▶
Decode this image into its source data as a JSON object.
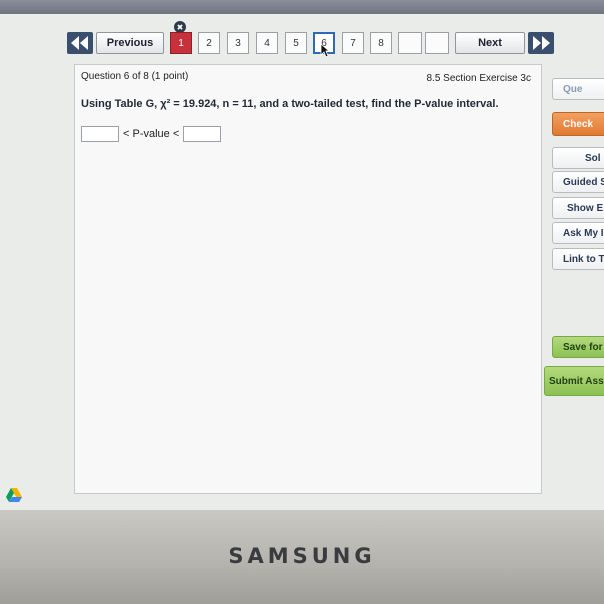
{
  "brand": "SAMSUNG",
  "nav": {
    "previous_label": "Previous",
    "next_label": "Next",
    "pages": [
      "1",
      "2",
      "3",
      "4",
      "5",
      "6",
      "7",
      "8",
      "",
      ""
    ],
    "badge": "✖"
  },
  "question": {
    "number_label": "Question 6 of 8 (1 point)",
    "section_label": "8.5 Section Exercise 3c",
    "text": "Using Table G, χ² = 19.924, n = 11, and a two-tailed test, find the P-value interval.",
    "answer": {
      "lower_value": "",
      "middle_label": "< P-value <",
      "upper_value": ""
    }
  },
  "side_buttons": [
    "Que",
    "Check",
    "Sol",
    "Guided S",
    "Show E",
    "Ask My In",
    "Link to Te",
    "Save for",
    "Submit Assi"
  ],
  "colors": {
    "current_page_border": "#2c6bb8",
    "answered_page": "#c8303b",
    "check_button": "#e07a32",
    "submit_button": "#8cc153"
  }
}
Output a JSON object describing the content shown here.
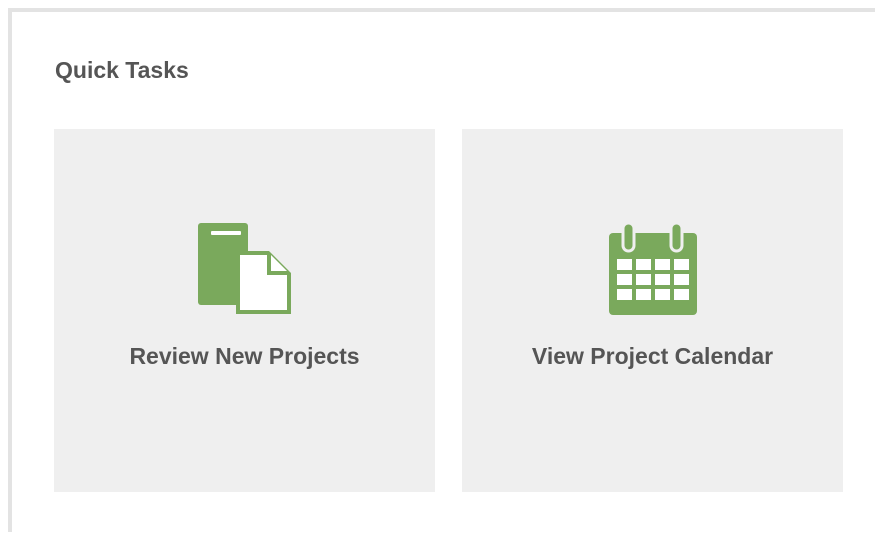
{
  "quick_tasks": {
    "title": "Quick Tasks",
    "accent_color": "#7aa95c",
    "tiles": [
      {
        "label": "Review New Projects",
        "icon": "documents-icon"
      },
      {
        "label": "View Project Calendar",
        "icon": "calendar-icon"
      }
    ]
  }
}
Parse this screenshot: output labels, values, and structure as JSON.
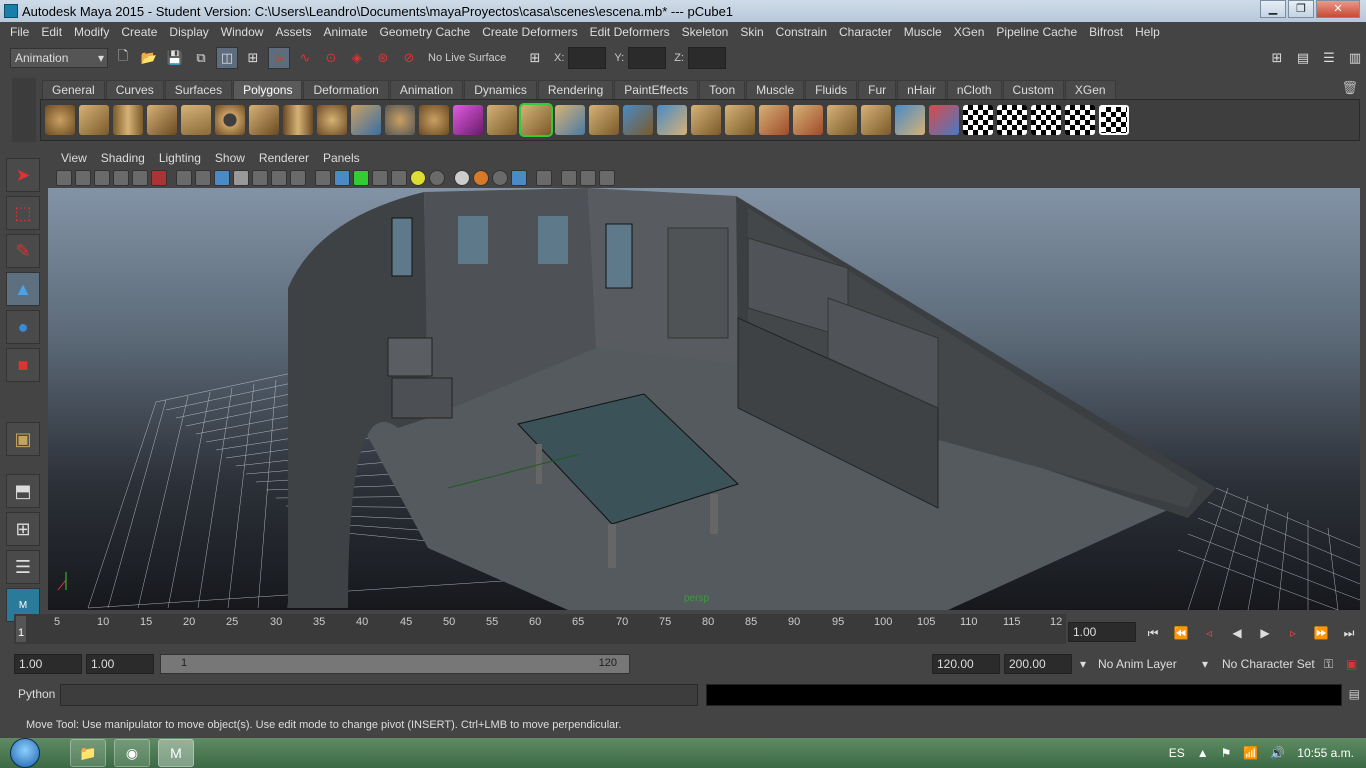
{
  "window": {
    "title": "Autodesk Maya 2015 - Student Version: C:\\Users\\Leandro\\Documents\\mayaProyectos\\casa\\scenes\\escena.mb*   ---   pCube1"
  },
  "menubar": {
    "items": [
      "File",
      "Edit",
      "Modify",
      "Create",
      "Display",
      "Window",
      "Assets",
      "Animate",
      "Geometry Cache",
      "Create Deformers",
      "Edit Deformers",
      "Skeleton",
      "Skin",
      "Constrain",
      "Character",
      "Muscle",
      "XGen",
      "Pipeline Cache",
      "Bifrost",
      "Help"
    ]
  },
  "statusline": {
    "mode": "Animation",
    "live_surface": "No Live Surface",
    "x_label": "X:",
    "y_label": "Y:",
    "z_label": "Z:"
  },
  "shelf": {
    "tabs": [
      "General",
      "Curves",
      "Surfaces",
      "Polygons",
      "Deformation",
      "Animation",
      "Dynamics",
      "Rendering",
      "PaintEffects",
      "Toon",
      "Muscle",
      "Fluids",
      "Fur",
      "nHair",
      "nCloth",
      "Custom",
      "XGen"
    ],
    "active_tab": "Polygons"
  },
  "panel": {
    "menus": [
      "View",
      "Shading",
      "Lighting",
      "Show",
      "Renderer",
      "Panels"
    ],
    "camera": "persp"
  },
  "timeline": {
    "ticks": [
      "5",
      "10",
      "15",
      "20",
      "25",
      "30",
      "35",
      "40",
      "45",
      "50",
      "55",
      "60",
      "65",
      "70",
      "75",
      "80",
      "85",
      "90",
      "95",
      "100",
      "105",
      "110",
      "115",
      "12"
    ],
    "current_marker": "1",
    "current_frame": "1.00"
  },
  "range": {
    "start_time": "1.00",
    "start_playback": "1.00",
    "range_start": "1",
    "range_end": "120",
    "end_playback": "120.00",
    "end_time": "200.00",
    "anim_layer": "No Anim Layer",
    "character_set": "No Character Set"
  },
  "command": {
    "label": "Python"
  },
  "helpline": {
    "text": "Move Tool: Use manipulator to move object(s). Use edit mode to change pivot (INSERT).  Ctrl+LMB to move perpendicular."
  },
  "taskbar": {
    "language": "ES",
    "time": "10:55 a.m."
  }
}
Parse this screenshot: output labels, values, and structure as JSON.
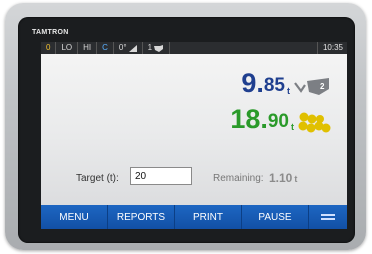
{
  "device": {
    "brand": "TAMTRON"
  },
  "status_bar": {
    "zero": "0",
    "lo": "LO",
    "hi": "HI",
    "mode": "C",
    "tilt": "0°",
    "count": "1",
    "clock": "10:35"
  },
  "weights": {
    "primary": {
      "integer": "9.",
      "decimal": "85",
      "unit": "t",
      "icon": "bucket-2-icon",
      "color": "#1f3f8f"
    },
    "total": {
      "integer": "18.",
      "decimal": "90",
      "unit": "t",
      "icon": "pile-icon",
      "color": "#2a9a2a"
    }
  },
  "target": {
    "label": "Target (t):",
    "value": "20"
  },
  "remaining": {
    "label": "Remaining:",
    "value": "1.10",
    "unit": "t"
  },
  "menu": {
    "items": [
      "MENU",
      "REPORTS",
      "PRINT",
      "PAUSE"
    ],
    "more_icon": "menu-lines-icon"
  },
  "colors": {
    "menu_bar": "#1d66c2",
    "status_bar": "#2b2d30",
    "zero_indicator": "#f0c030",
    "mode_indicator": "#5ab0ff"
  }
}
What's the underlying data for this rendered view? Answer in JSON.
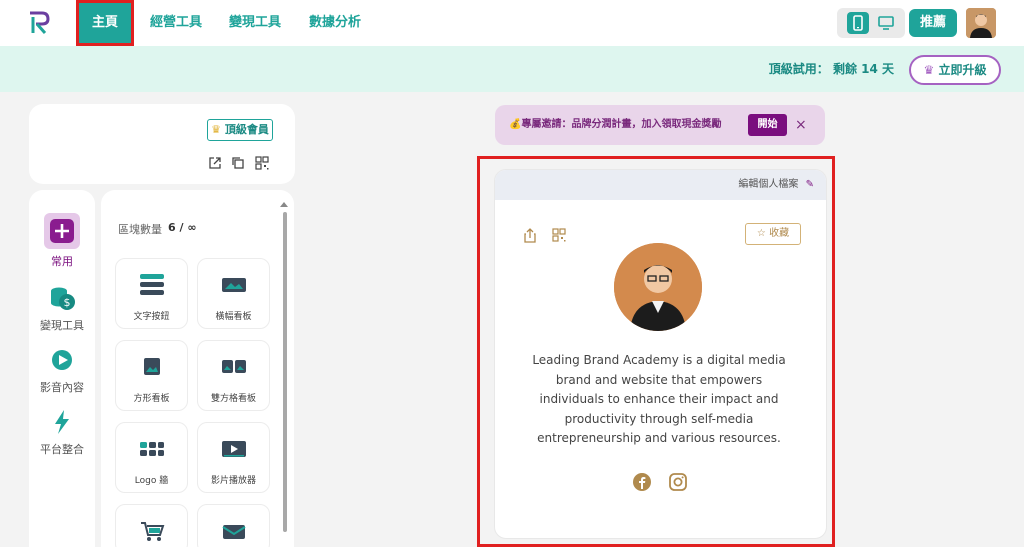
{
  "nav": {
    "items": [
      {
        "label": "主頁",
        "active": true
      },
      {
        "label": "經營工具"
      },
      {
        "label": "變現工具"
      },
      {
        "label": "數據分析"
      }
    ],
    "publish_label": "推薦",
    "accent_color": "#1fa49a"
  },
  "trial": {
    "text": "頂級試用： 剩餘 14 天",
    "upgrade_label": "立即升級"
  },
  "account": {
    "badge_label": "頂級會員"
  },
  "side_menu": {
    "items": [
      {
        "label": "常用",
        "icon": "plus-icon",
        "active": true
      },
      {
        "label": "變現工具",
        "icon": "coins-icon"
      },
      {
        "label": "影音內容",
        "icon": "play-icon"
      },
      {
        "label": "平台整合",
        "icon": "bolt-icon"
      }
    ]
  },
  "blocks": {
    "count_label": "區塊數量",
    "count_value": "6 / ∞",
    "tiles": [
      {
        "label": "文字按鈕",
        "icon": "text-button-icon"
      },
      {
        "label": "橫幅看板",
        "icon": "banner-icon"
      },
      {
        "label": "方形看板",
        "icon": "square-board-icon"
      },
      {
        "label": "雙方格看板",
        "icon": "dual-grid-icon"
      },
      {
        "label": "Logo 牆",
        "icon": "logo-wall-icon"
      },
      {
        "label": "影片播放器",
        "icon": "video-player-icon"
      },
      {
        "label": "",
        "icon": "cart-icon"
      },
      {
        "label": "",
        "icon": "mail-icon"
      }
    ]
  },
  "invite": {
    "text": "💰專屬邀請：品牌分潤計畫，加入領取現金獎勵",
    "start_label": "開始",
    "close_label": "×"
  },
  "preview": {
    "edit_label": "編輯個人檔案",
    "favorite_label": "收藏",
    "bio": "Leading Brand Academy is a digital media brand and website that empowers individuals to enhance their impact and productivity through self-media entrepreneurship and various resources."
  }
}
◀
Task requirements:
Give only the number of lines in the records that include the word "this".

Task answer:
4